# Data for this task start

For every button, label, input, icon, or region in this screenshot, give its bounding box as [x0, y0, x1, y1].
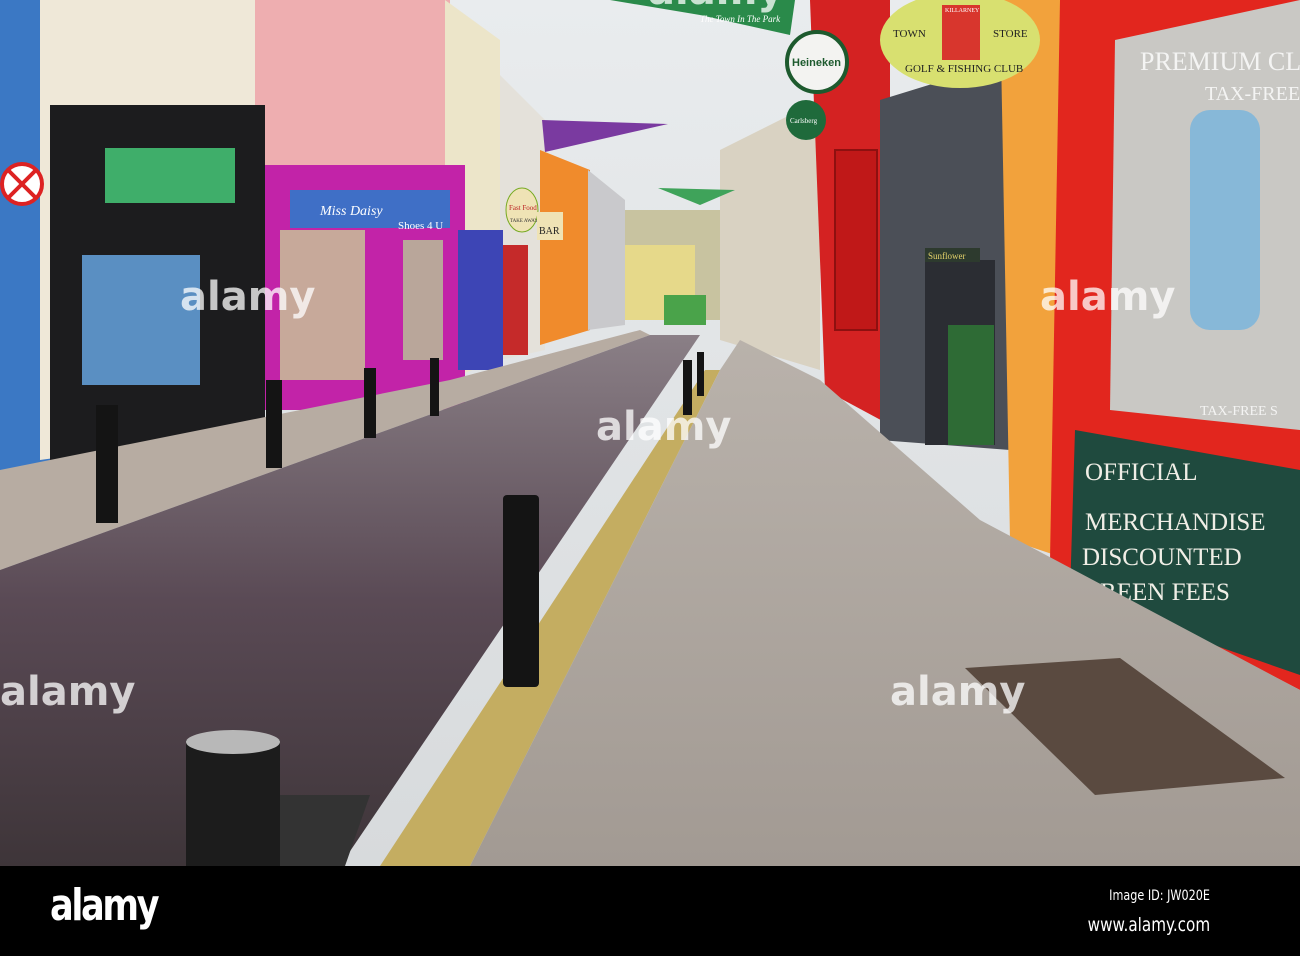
- shopfront-blue: [458, 230, 503, 370]
- shopfront-red: [503, 245, 528, 355]
- heineken-text: Heineken: [792, 57, 841, 69]
- premium-club-text: PREMIUM CLUB: [1140, 47, 1300, 76]
- bollard: [266, 380, 282, 468]
- image-id: Image ID: JW020E: [1109, 888, 1210, 904]
- watermark: alamy: [596, 404, 731, 450]
- bollard: [697, 352, 704, 396]
- shop-sign-shoes: Shoes 4 U: [398, 220, 443, 232]
- footer-bar: alamy Image ID: JW020E www.alamy.com: [0, 866, 1300, 956]
- building-orange: [540, 150, 590, 345]
- watermark: alamy: [0, 669, 135, 715]
- watermark: alamy: [1040, 274, 1175, 320]
- bollard: [364, 368, 376, 438]
- golf-club-text: GOLF & FISHING CLUB: [905, 63, 1023, 75]
- merchandise-text: MERCHANDISE: [1085, 509, 1266, 536]
- tax-free-text: TAX-FREE: [1205, 83, 1300, 105]
- bollard: [96, 405, 118, 523]
- carlsberg-text: Carlsberg: [790, 117, 818, 125]
- store-text: STORE: [993, 28, 1028, 40]
- official-text: OFFICIAL: [1085, 459, 1198, 486]
- mannequin: [1190, 110, 1260, 330]
- banner-text: The Town In The Park: [700, 14, 781, 24]
- shop-sign-miss-daisy: Miss Daisy: [319, 204, 383, 219]
- take-away-text: TAKE AWAY: [510, 219, 538, 224]
- fast-food-text: Fast Food: [509, 204, 537, 212]
- website-link[interactable]: www.alamy.com: [1087, 914, 1210, 936]
- sunflower-text: Sunflower: [928, 251, 966, 261]
- watermark: alamy: [648, 0, 783, 14]
- tax-free-lower-text: TAX-FREE S: [1200, 404, 1278, 419]
- shop-sign-green: [105, 148, 235, 203]
- green-bin: [948, 325, 994, 445]
- alamy-logo: alamy: [50, 880, 160, 931]
- watermark: alamy: [180, 274, 315, 320]
- bar-text: BAR: [539, 226, 560, 237]
- street-photo: Miss Daisy Shoes 4 U Fast Food TAKE AWAY…: [0, 0, 1300, 866]
- discounted-text: DISCOUNTED: [1082, 544, 1242, 571]
- killarney-text: KILLARNEY: [945, 8, 980, 14]
- bollard-front: [186, 740, 280, 866]
- bollard-front-cap: [186, 730, 280, 754]
- red-window-grid: [834, 149, 878, 331]
- town-text: TOWN: [893, 28, 926, 40]
- bollard: [503, 495, 539, 687]
- shop-window-magenta-2: [403, 240, 443, 360]
- bollard: [430, 358, 439, 416]
- distant-shop-green: [664, 295, 706, 325]
- watermark: alamy: [890, 669, 1025, 715]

# Data for this task end

- _Task instructions_
Write out all the records again with "watermark" replaced by "stamp" everywhere and nothing else changed. Leave the pictures out.

- _Solution_
For every button, label, input, icon, or region in this screenshot, give its bounding box as [x0, y0, x1, y1].
- shopfront-blue: [458, 230, 503, 370]
- shopfront-red: [503, 245, 528, 355]
- heineken-text: Heineken: [792, 57, 841, 69]
- premium-club-text: PREMIUM CLUB: [1140, 47, 1300, 76]
- bollard: [266, 380, 282, 468]
- image-id: Image ID: JW020E: [1109, 888, 1210, 904]
- stamp: alamy: [596, 404, 731, 450]
- bollard: [697, 352, 704, 396]
- shop-sign-shoes: Shoes 4 U: [398, 220, 443, 232]
- footer-bar: alamy Image ID: JW020E www.alamy.com: [0, 866, 1300, 956]
- building-orange: [540, 150, 590, 345]
- stamp: alamy: [0, 669, 135, 715]
- stamp: alamy: [1040, 274, 1175, 320]
- bollard: [364, 368, 376, 438]
- golf-club-text: GOLF & FISHING CLUB: [905, 63, 1023, 75]
- merchandise-text: MERCHANDISE: [1085, 509, 1266, 536]
- tax-free-text: TAX-FREE: [1205, 83, 1300, 105]
- bollard: [96, 405, 118, 523]
- carlsberg-text: Carlsberg: [790, 117, 818, 125]
- store-text: STORE: [993, 28, 1028, 40]
- official-text: OFFICIAL: [1085, 459, 1198, 486]
- mannequin: [1190, 110, 1260, 330]
- banner-text: The Town In The Park: [700, 14, 781, 24]
- shop-sign-miss-daisy: Miss Daisy: [319, 204, 383, 219]
- take-away-text: TAKE AWAY: [510, 219, 538, 224]
- fast-food-text: Fast Food: [509, 204, 537, 212]
- website-link[interactable]: www.alamy.com: [1087, 914, 1210, 936]
- sunflower-text: Sunflower: [928, 251, 966, 261]
- stamp: alamy: [648, 0, 783, 14]
- tax-free-lower-text: TAX-FREE S: [1200, 404, 1278, 419]
- shop-sign-green: [105, 148, 235, 203]
- green-bin: [948, 325, 994, 445]
- alamy-logo: alamy: [50, 880, 160, 931]
- stamp: alamy: [180, 274, 315, 320]
- bar-text: BAR: [539, 226, 560, 237]
- street-photo: Miss Daisy Shoes 4 U Fast Food TAKE AWAY…: [0, 0, 1300, 866]
- discounted-text: DISCOUNTED: [1082, 544, 1242, 571]
- killarney-text: KILLARNEY: [945, 8, 980, 14]
- bollard-front: [186, 740, 280, 866]
- bollard-front-cap: [186, 730, 280, 754]
- red-window-grid: [834, 149, 878, 331]
- town-text: TOWN: [893, 28, 926, 40]
- bollard: [503, 495, 539, 687]
- shop-window-magenta-2: [403, 240, 443, 360]
- bollard: [430, 358, 439, 416]
- distant-shop-green: [664, 295, 706, 325]
- stamp: alamy: [890, 669, 1025, 715]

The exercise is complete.